## Verilen metin
══════════════════════════════
Faizlerin Dolar İle İmtihanı!

Aydın Eroğlu – 06.04.2018

Faizlere yüksek dedikçe Dolar ekstra yükseliyor. Yükselen Dolar eskiden olsa TCMB faiz artışı kararı ile karşılaşırdı. Şimdi ise TCMB çok ciddi bir siyasi baskı altında olduğu için özerk olduğunu bilse de, kendi kararlarını alamadığı görüşündeyim. Son olarak cumhurbaşkanımız TCMB için ”Ben yurt dışında iken, arkamdan iş çevirdiler. Onlar faiz arttırıyor, faturası siyasilere çıkıyor!” diyerek baskıyı zirveye taşımış durumda.

Açıkçası görüşümü biliyorsunuz, ben yüksek kur düşük faiz savunucusuyum. Ama bu şekilde değil. Üretime yönelik yerli yabancı doğrudan yatırımların ülkemizde artması, yerli yatırımcı için düşük faiz, yabancı için de kur riski olmazsa mümkün olur. Yerli, faiz yüksek iken yatırımdan kaçınırken, yabancı da kurların üzerinde ciddi bir yükseliş baskısı varsa yatırım yapmak istemez. Yerli yatırımcı kredi faizi ile baş edemeceği, yabancı da döviz getirip yatırım yaparken, kurlar ciddi artış gösterirse bundan alternatif zarar göreceği, yatırımının geri dönüş süresi uzayacağı için rahatsız olur. Bu nedenle yüksek faiz, düşük kur dönemleri yatırımcıları yatırımdan ziyade mevduat ve tahvil faizlerinde yatırıma yöneltir.
══════════════════════════════
## Veri bölümü
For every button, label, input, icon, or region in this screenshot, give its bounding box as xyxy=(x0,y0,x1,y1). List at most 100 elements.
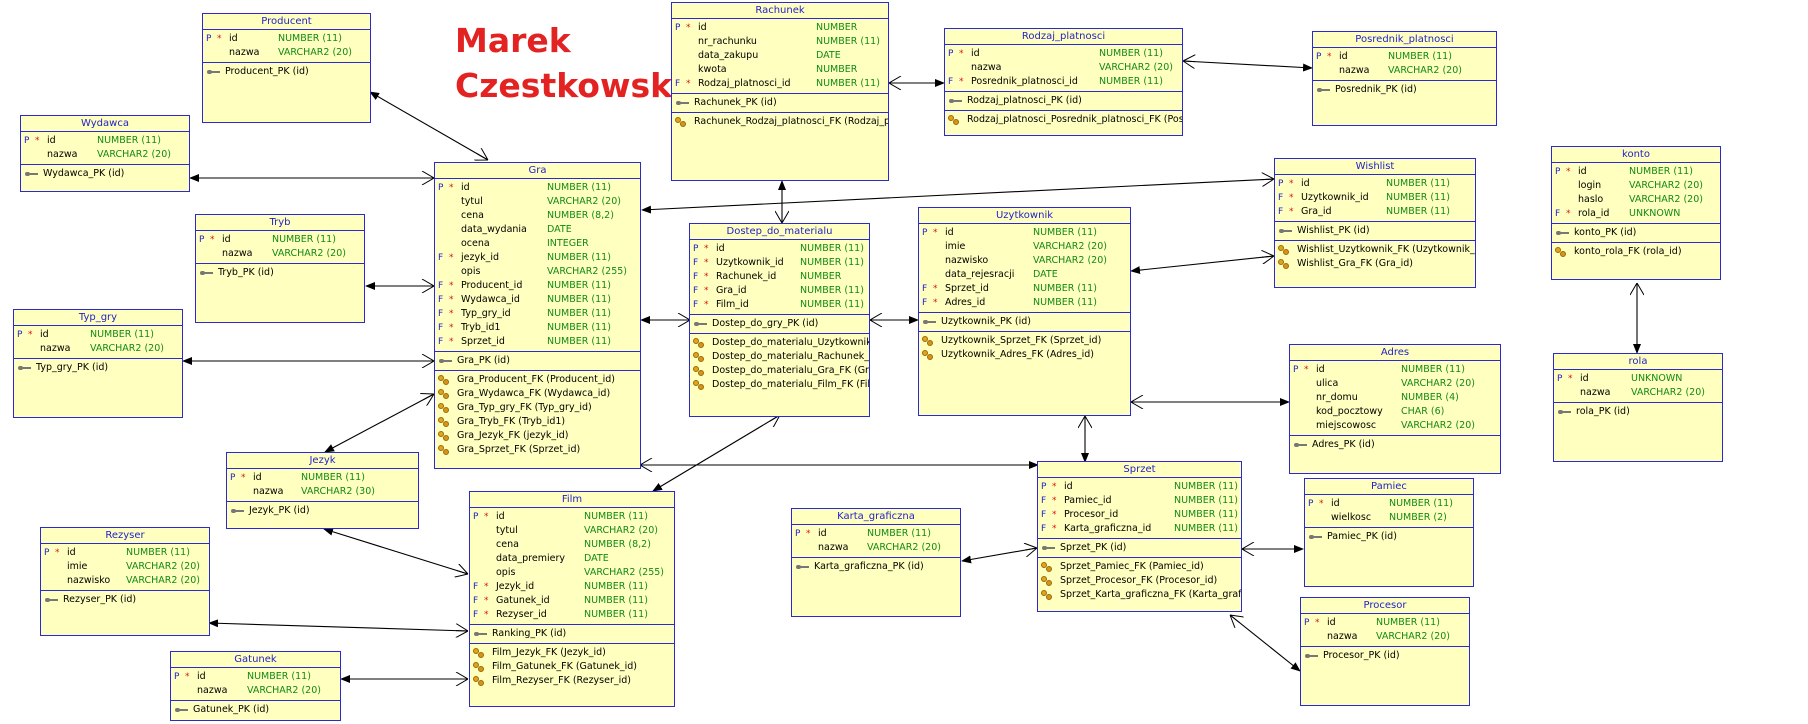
══════════════════════════════
## Yazılı talimat 1
Verilen metne göre yazar hangi görüşün savunucusu olduğunu söylüyor?
## Yazılı talimat 2
Şu ifadelerin verilen metinle uyuşup uyuşmadığını belirtin ve her biri için evet ya da hayır deyip metinden belirleyici sözleri alıntılayın: (a) Yazar, TCMB'nin özerk olduğunu bildiği hâlde kendi kararlarını alamadığını düşünüyor. (b) Yüksek faiz, düşük kur dönemleri yatırımcıları üretime yönelik yatırıma yöneltir. (c) Yabancı yatırımcı, kurlar üzerinde ciddi bir yükseliş baskısı varsa yatırım yapmak istemez.
Veriler metinle ilgili değildir.

## Nihai sonuç 1
Yazar, yüksek kur düşük faiz savunucusu olduğunu söylüyor.

## Nihai sonuç 2
(a) Evet: "özerk olduğunu bilse de, kendi kararlarını alamadığı görüşündeyim"
(b) Hayır: "yatırımcıları yatırımdan ziyade mevduat ve tahvil faizlerinde yatırıma yöneltir"
(c) Evet: "yabancı da kurların üzerinde ciddi bir yükseliş baskısı varsa yatırım yapmak istemez"